§ AIM OF THE TASK
Copy out every line that contains "comments".

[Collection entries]

####

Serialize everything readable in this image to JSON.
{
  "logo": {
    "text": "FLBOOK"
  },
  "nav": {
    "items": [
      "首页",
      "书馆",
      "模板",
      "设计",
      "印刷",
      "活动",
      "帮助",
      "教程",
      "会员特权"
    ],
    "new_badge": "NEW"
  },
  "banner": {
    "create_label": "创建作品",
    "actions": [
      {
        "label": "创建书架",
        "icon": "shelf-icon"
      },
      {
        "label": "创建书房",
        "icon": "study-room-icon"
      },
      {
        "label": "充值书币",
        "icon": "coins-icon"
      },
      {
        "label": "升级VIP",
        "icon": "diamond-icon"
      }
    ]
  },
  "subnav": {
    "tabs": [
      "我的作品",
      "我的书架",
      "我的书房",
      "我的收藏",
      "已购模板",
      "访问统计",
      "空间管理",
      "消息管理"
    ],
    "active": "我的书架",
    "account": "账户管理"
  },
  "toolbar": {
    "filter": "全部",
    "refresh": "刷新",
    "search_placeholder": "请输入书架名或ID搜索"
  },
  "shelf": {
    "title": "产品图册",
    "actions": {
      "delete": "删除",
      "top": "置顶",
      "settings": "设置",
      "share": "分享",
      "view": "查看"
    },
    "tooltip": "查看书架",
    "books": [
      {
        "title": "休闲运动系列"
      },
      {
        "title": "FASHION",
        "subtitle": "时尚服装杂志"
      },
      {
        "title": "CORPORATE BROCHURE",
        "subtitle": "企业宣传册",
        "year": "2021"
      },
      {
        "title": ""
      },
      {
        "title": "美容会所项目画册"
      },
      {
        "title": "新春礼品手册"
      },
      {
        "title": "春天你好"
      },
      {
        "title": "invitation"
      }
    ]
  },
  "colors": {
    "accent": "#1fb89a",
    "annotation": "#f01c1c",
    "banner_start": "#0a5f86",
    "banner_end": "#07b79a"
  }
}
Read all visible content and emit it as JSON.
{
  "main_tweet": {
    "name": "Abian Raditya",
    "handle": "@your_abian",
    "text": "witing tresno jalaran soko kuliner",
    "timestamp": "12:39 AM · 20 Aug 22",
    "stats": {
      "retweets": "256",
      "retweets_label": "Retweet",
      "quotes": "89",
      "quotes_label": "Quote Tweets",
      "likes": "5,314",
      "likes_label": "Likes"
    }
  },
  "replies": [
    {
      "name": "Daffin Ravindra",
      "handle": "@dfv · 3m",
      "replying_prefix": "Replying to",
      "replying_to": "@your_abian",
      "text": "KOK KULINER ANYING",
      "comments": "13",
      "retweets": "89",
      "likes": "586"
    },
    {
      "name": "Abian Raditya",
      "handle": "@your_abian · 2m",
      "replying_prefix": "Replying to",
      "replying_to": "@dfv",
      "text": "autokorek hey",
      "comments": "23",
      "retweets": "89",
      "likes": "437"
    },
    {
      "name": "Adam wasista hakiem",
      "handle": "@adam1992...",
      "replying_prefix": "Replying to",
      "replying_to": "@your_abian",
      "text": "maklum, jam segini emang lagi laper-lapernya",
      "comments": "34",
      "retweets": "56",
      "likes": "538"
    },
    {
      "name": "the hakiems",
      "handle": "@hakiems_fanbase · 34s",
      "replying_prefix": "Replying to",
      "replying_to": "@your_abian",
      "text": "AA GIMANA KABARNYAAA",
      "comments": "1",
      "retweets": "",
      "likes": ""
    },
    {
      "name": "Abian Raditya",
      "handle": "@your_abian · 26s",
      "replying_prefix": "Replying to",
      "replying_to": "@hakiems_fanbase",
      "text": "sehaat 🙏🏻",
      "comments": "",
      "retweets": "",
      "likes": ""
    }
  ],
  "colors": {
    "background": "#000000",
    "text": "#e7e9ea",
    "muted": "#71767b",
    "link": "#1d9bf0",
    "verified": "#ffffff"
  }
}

####

§ RESULT
      "comments": "13",
      "comments": "23",
      "comments": "34",
      "comments": "1",
      "comments": "",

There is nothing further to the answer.